Calculation of Second Virial Coefficients of Atomistic Proteins Using Fast Fourier Transform

Abstract

The second virial coefficient, B₂, measures a protein solution's deviation from ideal behavior. It is widely used to predict or explain solubility, crystallization condition, aggregation propensity, and critical temperature for liquid-liquid phase separation. B₂ is determined by the interaction energy between two protein molecules and, specifically, by the integration of the Mayer f-function in the relative configurational space (translation and rotation) of the two molecules. Simple theoretical models, such as one attributed to Derjaguin, Landau, Verwey, and Overbeek (DLVO), can fit the dependence of B₂ on salt concentrations. However, model parameters derived often are physically unrealistic and hardly transferable from protein to protein. Previous B₂ calculations incorporating atomistic details were done with limited sampling in the configurational space, due to enormous computational cost. Our FMAP method, based on fast Fourier transform, can considerably accelerate such calculations, and here we adapt it to calculate B₂ values for proteins represented at the atomic level in implicit solvent. After tuning of a single parameter in the energy function, FMAPB2 predicts well the B₂ values for lysozyme and other proteins over wide ranges of solvent conditions (salt concentration, pH, and temperature). The method is available as a web server at http://pipe.rcc.fsu.edu/fmapb2 .
—————
* TRY IT *
Copy out the abstract on calculating second virial coefficients word for word, from start to finish.

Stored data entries
—————
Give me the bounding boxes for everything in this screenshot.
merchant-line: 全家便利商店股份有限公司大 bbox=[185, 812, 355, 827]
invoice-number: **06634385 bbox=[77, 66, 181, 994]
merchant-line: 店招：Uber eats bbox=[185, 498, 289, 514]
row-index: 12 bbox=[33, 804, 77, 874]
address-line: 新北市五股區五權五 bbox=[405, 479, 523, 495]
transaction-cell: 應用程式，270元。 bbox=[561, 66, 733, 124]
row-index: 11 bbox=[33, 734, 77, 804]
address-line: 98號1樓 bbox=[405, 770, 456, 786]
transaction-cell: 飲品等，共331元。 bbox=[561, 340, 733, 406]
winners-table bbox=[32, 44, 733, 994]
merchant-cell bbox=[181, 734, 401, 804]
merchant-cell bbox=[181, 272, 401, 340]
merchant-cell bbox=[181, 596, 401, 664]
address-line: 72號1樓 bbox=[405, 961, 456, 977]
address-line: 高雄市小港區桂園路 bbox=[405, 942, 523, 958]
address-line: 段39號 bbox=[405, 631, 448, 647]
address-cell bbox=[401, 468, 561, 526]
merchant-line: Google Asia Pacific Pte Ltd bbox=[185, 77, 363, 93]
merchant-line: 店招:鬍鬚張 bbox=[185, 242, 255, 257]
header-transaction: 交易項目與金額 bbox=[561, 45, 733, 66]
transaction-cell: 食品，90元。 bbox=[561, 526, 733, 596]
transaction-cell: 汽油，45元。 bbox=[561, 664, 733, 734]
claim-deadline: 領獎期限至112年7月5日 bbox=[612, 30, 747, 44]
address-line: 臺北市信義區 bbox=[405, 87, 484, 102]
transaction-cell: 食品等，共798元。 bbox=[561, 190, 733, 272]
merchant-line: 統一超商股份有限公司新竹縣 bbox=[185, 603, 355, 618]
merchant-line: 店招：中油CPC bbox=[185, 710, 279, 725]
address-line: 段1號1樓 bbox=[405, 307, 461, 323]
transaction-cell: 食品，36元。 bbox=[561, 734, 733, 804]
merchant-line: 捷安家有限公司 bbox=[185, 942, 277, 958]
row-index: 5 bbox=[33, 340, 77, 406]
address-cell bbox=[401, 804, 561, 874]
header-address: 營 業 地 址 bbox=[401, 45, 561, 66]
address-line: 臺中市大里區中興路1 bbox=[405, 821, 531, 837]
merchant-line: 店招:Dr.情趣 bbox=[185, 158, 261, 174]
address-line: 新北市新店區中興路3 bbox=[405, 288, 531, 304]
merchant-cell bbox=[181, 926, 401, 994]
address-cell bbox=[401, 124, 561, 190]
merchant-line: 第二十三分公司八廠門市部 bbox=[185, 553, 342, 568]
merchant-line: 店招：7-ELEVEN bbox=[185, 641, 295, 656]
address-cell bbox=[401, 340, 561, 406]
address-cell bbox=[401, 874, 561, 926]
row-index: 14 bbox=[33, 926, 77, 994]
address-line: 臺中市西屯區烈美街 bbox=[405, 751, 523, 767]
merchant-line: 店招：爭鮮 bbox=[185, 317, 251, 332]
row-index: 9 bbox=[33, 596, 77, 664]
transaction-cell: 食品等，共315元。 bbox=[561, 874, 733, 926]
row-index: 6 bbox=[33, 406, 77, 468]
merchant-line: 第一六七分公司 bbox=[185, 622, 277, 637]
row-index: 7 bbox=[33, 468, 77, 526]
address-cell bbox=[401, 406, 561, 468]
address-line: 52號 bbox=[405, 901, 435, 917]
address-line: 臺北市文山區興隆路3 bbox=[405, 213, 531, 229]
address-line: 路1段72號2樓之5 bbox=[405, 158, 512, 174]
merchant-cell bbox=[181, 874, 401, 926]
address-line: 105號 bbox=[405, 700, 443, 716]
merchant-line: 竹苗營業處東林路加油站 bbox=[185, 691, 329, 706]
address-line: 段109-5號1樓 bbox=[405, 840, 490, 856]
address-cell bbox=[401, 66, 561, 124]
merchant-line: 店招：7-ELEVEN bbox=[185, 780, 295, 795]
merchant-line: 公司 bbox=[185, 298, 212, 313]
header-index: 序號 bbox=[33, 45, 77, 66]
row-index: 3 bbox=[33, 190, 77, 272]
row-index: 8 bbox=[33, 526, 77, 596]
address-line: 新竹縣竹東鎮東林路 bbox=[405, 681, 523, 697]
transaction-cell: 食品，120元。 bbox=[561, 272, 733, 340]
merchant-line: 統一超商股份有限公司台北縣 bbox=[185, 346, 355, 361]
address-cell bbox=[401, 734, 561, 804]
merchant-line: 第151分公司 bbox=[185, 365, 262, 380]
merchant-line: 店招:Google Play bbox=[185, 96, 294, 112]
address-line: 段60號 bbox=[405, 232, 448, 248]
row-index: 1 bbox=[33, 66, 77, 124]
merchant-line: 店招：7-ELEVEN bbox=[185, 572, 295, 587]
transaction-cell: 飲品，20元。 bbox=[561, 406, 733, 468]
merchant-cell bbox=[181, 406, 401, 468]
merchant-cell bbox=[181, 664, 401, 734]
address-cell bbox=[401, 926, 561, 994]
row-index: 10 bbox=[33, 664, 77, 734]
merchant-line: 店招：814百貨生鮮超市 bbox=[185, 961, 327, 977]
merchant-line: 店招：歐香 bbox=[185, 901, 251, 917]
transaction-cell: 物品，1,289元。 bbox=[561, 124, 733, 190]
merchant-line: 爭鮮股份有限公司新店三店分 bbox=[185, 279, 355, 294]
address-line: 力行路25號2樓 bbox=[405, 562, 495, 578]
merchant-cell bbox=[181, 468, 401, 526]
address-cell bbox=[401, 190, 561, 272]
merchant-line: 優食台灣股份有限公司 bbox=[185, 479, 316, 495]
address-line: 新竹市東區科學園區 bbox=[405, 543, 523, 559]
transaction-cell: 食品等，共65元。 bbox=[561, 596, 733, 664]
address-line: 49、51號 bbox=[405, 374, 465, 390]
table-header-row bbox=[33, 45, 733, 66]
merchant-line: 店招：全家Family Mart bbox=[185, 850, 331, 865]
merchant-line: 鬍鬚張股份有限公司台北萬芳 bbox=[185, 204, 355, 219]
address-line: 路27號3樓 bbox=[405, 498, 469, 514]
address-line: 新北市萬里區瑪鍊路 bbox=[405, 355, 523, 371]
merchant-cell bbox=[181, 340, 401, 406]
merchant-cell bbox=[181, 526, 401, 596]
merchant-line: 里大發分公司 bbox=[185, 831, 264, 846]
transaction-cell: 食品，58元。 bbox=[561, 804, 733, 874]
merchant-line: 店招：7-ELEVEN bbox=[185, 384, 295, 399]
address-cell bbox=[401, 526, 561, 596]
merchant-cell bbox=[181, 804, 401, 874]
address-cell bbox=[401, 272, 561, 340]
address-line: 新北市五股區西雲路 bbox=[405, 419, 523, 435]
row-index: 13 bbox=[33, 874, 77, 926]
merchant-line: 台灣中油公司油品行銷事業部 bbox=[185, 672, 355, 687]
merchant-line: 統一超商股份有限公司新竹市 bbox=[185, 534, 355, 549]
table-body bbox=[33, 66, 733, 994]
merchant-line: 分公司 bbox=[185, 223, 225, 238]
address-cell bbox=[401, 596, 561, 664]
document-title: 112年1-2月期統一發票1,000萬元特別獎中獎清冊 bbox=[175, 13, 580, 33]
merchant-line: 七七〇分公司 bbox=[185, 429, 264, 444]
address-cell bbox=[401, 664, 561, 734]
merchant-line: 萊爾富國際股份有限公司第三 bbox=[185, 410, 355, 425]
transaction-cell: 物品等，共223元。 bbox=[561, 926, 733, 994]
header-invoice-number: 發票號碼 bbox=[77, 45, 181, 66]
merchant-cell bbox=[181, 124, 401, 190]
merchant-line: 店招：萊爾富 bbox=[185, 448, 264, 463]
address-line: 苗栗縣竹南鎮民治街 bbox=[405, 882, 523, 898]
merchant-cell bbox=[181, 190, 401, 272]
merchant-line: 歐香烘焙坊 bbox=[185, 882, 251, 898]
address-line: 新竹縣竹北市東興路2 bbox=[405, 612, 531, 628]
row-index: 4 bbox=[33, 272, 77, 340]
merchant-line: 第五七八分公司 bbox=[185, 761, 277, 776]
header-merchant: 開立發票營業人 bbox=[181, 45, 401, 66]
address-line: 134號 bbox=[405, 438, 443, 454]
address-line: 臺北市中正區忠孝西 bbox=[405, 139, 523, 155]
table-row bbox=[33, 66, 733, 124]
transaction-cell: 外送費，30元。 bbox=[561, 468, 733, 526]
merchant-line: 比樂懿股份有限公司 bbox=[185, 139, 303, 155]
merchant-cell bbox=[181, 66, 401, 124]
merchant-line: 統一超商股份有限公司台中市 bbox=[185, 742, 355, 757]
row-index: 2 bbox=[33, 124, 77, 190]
—————
* RESPONSE AREA *
Calculation of Second Virial Coefficients of Atomistic Proteins Using Fast Fourier Transform

Abstract

The second virial coefficient, B₂, measures a protein solution's deviation from ideal behavior. It is widely used to predict or explain solubility, crystallization condition, aggregation propensity, and critical temperature for liquid-liquid phase separation. B₂ is determined by the interaction energy between two protein molecules and, specifically, by the integration of the Mayer f-function in the relative configurational space (translation and rotation) of the two molecules. Simple theoretical models, such as one attributed to Derjaguin, Landau, Verwey, and Overbeek (DLVO), can fit the dependence of B₂ on salt concentrations. However, model parameters derived often are physically unrealistic and hardly transferable from protein to protein. Previous B₂ calculations incorporating atomistic details were done with limited sampling in the configurational space, due to enormous computational cost. Our FMAP method, based on fast Fourier transform, can considerably accelerate such calculations, and here we adapt it to calculate B₂ values for proteins represented at the atomic level in implicit solvent. After tuning of a single parameter in the energy function, FMAPB2 predicts well the B₂ values for lysozyme and other proteins over wide ranges of solvent conditions (salt concentration, pH, and temperature). The method is available as a web server at http://pipe.rcc.fsu.edu/fmapb2 .